**Aim:** Scan the data beneath this task and copy each line that includes "cargos".

Dataset items

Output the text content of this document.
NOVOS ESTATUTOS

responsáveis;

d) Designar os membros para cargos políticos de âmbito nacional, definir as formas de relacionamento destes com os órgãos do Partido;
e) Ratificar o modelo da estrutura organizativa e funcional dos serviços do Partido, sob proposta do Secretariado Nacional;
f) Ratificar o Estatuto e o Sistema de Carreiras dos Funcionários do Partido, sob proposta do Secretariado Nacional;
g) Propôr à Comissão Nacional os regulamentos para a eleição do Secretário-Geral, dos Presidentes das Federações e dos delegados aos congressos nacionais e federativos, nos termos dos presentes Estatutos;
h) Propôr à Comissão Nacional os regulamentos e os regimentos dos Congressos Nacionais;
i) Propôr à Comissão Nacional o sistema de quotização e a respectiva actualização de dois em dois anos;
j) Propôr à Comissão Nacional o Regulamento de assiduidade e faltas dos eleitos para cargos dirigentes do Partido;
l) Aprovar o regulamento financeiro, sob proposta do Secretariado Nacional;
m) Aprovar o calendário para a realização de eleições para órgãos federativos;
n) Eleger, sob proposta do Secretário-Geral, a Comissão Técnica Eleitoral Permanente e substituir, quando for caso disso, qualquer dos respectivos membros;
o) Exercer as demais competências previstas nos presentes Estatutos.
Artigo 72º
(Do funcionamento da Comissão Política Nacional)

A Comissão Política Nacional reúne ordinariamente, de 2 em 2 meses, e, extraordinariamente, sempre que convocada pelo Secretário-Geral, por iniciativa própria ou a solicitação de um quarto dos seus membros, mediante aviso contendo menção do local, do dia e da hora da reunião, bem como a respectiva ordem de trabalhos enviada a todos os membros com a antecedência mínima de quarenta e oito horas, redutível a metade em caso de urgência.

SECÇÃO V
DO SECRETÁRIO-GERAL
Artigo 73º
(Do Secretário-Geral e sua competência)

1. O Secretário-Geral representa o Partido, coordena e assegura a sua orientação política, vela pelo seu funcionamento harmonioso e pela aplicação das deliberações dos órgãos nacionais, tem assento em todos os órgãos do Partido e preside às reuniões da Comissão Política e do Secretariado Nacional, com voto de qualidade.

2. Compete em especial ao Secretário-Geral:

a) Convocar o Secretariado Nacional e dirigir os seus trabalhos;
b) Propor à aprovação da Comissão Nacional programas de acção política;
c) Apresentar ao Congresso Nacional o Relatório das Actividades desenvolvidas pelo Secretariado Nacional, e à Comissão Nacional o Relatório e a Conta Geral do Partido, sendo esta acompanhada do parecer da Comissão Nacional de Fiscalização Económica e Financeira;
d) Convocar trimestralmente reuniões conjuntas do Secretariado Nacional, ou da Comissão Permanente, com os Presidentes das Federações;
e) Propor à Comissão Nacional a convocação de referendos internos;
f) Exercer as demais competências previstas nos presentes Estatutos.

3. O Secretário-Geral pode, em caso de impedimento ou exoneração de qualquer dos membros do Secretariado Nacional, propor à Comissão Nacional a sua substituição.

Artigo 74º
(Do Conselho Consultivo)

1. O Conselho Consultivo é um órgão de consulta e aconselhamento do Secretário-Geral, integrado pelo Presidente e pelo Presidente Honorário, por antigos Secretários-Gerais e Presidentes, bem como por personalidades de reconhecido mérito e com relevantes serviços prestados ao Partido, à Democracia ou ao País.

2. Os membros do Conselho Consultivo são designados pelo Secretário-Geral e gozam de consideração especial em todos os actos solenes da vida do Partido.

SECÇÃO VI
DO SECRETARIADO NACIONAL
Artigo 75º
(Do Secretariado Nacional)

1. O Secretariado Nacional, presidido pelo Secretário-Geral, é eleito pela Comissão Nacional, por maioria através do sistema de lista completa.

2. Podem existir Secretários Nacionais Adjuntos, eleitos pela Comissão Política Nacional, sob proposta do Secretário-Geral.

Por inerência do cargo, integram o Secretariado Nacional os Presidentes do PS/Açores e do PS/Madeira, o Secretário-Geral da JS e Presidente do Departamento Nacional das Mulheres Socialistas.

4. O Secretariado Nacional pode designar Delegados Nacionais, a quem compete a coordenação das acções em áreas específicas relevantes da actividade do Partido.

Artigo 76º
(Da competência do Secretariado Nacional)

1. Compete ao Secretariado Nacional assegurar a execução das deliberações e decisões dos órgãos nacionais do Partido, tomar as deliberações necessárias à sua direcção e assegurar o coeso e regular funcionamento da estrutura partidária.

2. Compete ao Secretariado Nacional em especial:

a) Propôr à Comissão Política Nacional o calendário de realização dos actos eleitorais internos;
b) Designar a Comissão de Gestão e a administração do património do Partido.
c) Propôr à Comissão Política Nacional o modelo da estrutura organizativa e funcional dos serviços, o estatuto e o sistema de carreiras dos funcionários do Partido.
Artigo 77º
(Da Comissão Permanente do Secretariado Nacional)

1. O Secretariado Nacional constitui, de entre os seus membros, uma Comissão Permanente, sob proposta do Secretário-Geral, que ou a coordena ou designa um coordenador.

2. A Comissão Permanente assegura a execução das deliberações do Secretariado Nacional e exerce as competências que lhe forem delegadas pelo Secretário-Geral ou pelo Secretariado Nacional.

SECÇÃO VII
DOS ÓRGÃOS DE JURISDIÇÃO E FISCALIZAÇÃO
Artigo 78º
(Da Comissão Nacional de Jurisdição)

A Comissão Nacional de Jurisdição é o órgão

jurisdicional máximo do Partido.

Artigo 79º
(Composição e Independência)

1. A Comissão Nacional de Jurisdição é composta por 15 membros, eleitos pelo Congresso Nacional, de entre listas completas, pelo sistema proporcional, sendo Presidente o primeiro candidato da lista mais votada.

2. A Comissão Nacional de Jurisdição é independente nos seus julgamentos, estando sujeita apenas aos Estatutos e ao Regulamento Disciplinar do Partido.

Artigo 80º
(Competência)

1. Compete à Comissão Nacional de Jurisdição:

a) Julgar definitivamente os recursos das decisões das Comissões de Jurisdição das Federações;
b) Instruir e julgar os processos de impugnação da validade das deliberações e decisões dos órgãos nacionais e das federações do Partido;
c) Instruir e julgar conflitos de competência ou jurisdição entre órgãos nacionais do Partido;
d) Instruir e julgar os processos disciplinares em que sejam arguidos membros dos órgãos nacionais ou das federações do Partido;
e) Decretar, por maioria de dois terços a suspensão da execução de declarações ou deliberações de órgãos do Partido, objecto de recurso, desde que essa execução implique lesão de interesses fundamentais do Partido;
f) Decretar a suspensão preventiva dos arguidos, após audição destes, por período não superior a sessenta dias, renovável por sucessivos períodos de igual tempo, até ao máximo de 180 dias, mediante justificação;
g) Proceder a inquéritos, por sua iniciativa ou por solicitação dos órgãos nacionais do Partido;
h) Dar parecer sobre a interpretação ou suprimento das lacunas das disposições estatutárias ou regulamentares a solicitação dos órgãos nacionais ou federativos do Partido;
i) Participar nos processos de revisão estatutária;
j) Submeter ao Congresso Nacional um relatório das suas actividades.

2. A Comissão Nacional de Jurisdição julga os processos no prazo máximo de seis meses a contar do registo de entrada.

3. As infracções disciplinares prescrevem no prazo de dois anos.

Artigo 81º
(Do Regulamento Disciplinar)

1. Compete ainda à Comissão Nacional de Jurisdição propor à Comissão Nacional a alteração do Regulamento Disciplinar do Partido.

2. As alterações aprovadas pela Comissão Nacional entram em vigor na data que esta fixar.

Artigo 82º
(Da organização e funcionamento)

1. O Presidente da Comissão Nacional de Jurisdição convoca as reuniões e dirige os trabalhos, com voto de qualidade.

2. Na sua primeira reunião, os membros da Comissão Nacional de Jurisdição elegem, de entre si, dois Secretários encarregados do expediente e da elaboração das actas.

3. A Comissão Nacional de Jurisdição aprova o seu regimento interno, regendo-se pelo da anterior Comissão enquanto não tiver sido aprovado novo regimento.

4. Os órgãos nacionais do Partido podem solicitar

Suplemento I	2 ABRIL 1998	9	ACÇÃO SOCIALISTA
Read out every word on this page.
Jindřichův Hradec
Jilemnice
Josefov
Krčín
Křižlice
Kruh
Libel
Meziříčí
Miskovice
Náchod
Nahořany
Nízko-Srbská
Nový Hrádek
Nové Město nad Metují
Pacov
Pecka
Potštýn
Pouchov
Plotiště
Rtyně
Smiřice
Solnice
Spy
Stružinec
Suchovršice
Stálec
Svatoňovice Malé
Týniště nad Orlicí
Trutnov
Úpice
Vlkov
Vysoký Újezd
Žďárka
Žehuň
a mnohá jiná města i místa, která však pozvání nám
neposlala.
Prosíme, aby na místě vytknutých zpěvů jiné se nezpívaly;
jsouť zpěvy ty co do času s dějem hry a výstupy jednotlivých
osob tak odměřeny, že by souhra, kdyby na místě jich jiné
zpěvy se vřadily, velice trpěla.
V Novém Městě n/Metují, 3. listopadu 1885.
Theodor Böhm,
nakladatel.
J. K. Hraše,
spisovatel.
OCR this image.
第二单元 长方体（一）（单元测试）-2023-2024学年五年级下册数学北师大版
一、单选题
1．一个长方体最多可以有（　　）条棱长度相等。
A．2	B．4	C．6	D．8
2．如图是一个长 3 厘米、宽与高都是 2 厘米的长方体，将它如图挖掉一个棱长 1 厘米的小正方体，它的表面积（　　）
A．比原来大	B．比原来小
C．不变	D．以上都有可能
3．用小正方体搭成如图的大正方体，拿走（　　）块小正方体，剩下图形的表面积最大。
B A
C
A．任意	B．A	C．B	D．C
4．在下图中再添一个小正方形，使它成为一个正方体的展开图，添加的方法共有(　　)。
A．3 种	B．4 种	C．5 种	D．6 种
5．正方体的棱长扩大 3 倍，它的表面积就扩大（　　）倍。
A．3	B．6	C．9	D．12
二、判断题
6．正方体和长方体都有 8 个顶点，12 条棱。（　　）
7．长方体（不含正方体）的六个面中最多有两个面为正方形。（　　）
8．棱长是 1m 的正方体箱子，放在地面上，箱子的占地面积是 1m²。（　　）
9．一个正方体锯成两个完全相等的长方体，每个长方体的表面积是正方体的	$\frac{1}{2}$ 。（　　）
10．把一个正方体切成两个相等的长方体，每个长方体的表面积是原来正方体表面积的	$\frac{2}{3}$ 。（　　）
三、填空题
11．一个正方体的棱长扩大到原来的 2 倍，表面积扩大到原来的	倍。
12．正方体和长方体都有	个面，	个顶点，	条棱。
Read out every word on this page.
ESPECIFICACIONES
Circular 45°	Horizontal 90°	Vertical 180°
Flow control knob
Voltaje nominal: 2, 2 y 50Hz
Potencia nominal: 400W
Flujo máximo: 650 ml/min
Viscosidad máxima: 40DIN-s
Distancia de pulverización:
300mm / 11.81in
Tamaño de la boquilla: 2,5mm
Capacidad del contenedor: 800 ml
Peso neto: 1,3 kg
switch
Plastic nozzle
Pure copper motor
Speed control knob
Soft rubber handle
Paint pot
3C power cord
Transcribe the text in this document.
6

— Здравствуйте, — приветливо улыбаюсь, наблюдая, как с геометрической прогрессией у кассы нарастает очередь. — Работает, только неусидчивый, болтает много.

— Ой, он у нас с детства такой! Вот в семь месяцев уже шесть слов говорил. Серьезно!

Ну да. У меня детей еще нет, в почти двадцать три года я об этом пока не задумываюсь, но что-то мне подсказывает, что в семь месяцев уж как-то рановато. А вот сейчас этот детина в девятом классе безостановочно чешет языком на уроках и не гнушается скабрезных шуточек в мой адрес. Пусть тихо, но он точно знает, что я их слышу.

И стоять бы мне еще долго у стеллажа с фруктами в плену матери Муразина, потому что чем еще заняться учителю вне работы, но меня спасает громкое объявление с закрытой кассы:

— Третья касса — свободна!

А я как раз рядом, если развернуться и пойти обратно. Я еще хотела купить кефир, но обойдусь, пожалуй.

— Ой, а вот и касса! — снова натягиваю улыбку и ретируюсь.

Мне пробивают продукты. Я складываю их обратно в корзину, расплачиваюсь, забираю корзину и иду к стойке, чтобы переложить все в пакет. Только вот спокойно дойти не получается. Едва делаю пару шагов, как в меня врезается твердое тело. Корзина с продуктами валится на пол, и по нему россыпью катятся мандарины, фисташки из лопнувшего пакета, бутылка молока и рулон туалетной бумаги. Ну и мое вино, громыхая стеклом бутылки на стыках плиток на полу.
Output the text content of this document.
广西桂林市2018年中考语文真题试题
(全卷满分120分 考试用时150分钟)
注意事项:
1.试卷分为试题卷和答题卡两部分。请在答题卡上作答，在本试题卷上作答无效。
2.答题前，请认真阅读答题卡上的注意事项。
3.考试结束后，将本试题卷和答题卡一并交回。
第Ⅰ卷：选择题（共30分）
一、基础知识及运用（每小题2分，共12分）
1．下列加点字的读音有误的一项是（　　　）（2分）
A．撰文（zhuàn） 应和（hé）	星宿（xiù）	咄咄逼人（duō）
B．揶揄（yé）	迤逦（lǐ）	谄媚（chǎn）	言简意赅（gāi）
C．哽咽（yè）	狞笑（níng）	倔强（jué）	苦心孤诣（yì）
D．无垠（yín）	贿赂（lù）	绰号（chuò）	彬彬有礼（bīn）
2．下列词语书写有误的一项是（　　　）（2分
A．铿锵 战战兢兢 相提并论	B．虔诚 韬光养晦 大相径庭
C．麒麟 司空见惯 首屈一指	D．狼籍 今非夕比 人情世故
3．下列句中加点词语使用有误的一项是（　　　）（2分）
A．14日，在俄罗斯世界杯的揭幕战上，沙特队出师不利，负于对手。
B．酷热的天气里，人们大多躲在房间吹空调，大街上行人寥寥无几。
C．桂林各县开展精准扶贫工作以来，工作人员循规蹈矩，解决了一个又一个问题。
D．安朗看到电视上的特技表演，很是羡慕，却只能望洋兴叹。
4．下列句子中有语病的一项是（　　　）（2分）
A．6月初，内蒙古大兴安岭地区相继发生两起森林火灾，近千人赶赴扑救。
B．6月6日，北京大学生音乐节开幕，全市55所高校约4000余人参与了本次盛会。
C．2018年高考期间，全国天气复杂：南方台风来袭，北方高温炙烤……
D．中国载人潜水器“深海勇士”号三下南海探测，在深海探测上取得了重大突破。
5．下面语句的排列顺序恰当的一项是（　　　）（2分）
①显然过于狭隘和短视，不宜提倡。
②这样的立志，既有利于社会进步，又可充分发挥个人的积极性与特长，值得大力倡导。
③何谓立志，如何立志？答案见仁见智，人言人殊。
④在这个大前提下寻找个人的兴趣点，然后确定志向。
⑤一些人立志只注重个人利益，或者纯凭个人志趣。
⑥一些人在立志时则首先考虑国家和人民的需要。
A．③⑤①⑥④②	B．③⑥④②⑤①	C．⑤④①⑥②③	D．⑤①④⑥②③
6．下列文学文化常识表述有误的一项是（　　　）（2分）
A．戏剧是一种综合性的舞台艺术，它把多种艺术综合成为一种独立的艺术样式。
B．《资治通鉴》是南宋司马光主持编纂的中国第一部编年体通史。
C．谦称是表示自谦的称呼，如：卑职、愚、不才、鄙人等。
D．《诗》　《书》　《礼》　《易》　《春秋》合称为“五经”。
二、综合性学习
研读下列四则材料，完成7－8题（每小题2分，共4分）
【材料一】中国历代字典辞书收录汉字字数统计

**Correct answer:**
d) Designar os membros para cargos políticos de âmbito nacional, definir as formas de relacionamento destes com os órgãos do Partido;
j) Propôr à Comissão Nacional o Regulamento de assiduidade e faltas dos eleitos para cargos dirigentes do Partido;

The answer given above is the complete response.